* [REQUEST]
Wherever the string "rétention" appears in the listing, copy that line.

** Start INFORMATION SHOWN **

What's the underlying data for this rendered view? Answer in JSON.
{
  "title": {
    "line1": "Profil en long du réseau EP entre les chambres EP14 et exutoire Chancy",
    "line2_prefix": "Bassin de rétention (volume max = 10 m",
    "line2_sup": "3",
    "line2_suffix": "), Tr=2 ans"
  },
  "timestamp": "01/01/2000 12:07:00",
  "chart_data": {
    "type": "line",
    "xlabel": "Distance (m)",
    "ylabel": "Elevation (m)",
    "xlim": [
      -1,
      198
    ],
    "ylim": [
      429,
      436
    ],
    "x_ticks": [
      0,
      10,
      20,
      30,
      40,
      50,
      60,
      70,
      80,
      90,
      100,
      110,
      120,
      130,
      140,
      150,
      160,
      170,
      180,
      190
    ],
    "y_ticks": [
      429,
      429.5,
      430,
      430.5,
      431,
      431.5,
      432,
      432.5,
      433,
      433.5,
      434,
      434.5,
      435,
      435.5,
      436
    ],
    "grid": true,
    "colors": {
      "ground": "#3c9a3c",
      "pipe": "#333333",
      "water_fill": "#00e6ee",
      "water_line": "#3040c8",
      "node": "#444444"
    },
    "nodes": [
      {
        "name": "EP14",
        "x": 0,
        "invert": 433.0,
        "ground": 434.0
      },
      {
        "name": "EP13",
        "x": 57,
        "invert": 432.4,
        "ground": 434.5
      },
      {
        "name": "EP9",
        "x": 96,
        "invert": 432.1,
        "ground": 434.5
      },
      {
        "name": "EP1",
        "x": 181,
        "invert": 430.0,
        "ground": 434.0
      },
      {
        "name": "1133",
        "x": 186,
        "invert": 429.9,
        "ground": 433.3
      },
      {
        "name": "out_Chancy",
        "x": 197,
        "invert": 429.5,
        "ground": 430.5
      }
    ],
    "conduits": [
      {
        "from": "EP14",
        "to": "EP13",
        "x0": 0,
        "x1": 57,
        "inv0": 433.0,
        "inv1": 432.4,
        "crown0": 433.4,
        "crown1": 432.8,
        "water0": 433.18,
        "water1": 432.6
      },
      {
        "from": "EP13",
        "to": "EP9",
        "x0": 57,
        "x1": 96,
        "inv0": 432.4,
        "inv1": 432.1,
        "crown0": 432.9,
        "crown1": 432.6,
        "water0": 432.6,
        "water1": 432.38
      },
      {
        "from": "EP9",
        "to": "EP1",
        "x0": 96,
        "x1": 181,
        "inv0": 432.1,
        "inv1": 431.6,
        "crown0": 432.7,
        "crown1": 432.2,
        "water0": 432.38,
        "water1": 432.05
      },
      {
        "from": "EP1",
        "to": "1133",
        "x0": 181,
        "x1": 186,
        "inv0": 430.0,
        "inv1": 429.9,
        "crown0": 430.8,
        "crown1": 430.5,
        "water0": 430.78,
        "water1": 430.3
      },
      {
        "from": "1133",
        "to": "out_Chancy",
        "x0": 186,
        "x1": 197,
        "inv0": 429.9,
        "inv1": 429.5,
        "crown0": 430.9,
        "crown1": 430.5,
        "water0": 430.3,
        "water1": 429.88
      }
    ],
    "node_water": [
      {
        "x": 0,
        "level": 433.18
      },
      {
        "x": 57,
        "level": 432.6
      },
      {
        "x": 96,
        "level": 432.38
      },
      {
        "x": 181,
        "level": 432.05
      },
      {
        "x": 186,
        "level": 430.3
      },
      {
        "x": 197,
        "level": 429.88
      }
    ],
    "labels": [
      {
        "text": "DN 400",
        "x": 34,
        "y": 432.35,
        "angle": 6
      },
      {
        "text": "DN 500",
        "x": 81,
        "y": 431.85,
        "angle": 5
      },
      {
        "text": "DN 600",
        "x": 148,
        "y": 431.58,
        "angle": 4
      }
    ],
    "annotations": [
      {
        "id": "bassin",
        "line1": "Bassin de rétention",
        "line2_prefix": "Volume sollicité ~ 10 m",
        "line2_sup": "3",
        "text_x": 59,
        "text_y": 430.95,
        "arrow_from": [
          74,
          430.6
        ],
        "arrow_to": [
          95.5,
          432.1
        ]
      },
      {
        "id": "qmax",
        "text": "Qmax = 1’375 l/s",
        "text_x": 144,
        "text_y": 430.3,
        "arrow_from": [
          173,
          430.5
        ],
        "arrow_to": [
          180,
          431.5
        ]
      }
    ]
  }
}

** End INFORMATION SHOWN **

* [RESPONSE TO THIS EXERCISE]
    "line2_prefix": "Bassin de rétention (volume max = 10 m",
        "line1": "Bassin de rétention",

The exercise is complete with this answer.